_ASSIGNMENT_: Summarize the Sunil Gupta interview in two sentences.

_PAGE EXTRACT_:
Photographer Sunil Gupta on documenting LGBTQ+ culture across the globe and his ongoing retrospective in London
How is the feedback for From Here to Eternity: Sunil Gupta. A Retrospective (till 21 February at The Photographers’ Gallery, London, thephotographersgallery.org.uk)? It features 16 series over 45 years.
I worked closely with curator Mark Sealy to present a variety — four videos, all photographs from Christopher Street (1976), works from Trespass (1990s), Mr Malhotra’s Party (2006-), Homeland (2001-03), among others. We’ll have a bigger show in Toronto next year, but the retrospective is rather well-received in London. Many people are moved by it, even seem to relate to it. A lot has changed since the mid ’80s. People are more connected, doesn’t matter where you are. With the internet, nothing seems too distant. When Exiles was shown in the ’80s, London was one of the centres of Western cultural power and it didn’t consider material from outside Europe as art; it was looked on more like ethnography or anthropology, but now the expectation that art should come from all over the globe is more.

_GIVEN ENTRIES_:

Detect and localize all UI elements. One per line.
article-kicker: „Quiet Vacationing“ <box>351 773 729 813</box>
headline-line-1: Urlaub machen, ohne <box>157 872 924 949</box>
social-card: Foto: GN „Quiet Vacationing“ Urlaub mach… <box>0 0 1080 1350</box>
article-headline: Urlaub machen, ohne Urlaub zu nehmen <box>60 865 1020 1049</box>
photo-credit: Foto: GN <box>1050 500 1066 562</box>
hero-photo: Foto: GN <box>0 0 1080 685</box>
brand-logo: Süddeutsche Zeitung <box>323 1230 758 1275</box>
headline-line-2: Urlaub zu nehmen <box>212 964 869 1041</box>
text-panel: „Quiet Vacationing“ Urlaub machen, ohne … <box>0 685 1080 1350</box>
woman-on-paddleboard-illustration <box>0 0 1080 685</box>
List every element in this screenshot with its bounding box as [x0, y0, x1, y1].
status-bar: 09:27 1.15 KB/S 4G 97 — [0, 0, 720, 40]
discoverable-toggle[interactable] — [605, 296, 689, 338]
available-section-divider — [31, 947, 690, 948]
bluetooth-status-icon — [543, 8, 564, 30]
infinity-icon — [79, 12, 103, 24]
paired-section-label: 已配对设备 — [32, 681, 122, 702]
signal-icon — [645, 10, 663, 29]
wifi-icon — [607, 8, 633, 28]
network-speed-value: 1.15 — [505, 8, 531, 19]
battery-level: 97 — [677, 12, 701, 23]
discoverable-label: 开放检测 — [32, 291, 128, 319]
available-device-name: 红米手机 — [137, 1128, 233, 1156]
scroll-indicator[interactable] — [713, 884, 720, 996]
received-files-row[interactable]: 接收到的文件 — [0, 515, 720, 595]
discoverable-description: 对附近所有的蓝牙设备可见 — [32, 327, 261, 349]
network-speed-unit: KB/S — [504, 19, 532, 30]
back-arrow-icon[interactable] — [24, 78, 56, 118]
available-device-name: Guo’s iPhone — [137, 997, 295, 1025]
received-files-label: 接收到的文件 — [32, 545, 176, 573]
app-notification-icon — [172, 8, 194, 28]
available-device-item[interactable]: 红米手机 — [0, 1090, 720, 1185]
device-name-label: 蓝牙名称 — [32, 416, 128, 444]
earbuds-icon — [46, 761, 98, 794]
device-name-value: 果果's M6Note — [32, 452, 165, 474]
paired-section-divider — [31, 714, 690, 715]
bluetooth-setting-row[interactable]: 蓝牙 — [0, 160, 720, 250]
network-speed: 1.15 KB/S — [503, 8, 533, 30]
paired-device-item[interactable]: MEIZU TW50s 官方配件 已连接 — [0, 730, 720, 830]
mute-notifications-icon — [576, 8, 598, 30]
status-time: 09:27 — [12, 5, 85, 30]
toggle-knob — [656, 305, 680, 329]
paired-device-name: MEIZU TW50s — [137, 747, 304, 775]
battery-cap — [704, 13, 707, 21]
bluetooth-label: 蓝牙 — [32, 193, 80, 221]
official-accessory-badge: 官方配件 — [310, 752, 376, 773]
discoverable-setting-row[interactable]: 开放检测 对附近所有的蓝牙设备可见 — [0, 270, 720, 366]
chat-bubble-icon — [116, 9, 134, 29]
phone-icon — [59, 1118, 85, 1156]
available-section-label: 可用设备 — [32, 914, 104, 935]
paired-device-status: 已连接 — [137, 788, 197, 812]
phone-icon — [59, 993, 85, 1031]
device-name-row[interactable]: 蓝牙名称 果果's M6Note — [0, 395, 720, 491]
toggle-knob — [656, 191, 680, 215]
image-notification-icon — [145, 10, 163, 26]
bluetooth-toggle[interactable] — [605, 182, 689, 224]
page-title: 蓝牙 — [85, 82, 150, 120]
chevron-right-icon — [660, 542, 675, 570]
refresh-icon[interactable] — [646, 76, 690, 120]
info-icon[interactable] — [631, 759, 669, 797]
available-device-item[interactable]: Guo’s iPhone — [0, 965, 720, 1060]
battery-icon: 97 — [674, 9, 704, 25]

_TASK RESULT_: Sunil Gupta says his retrospective at The Photographers' Gallery in London, which covers 16 series over 45 years and was put together with curator Mark Sealy, has been well received, and a bigger show will follow in Toronto next year. He notes that much has changed since the mid '80s: when Exiles was shown, London treated work from outside Europe as ethnography or anthropology rather than art, but now people expect art to come from all over the globe.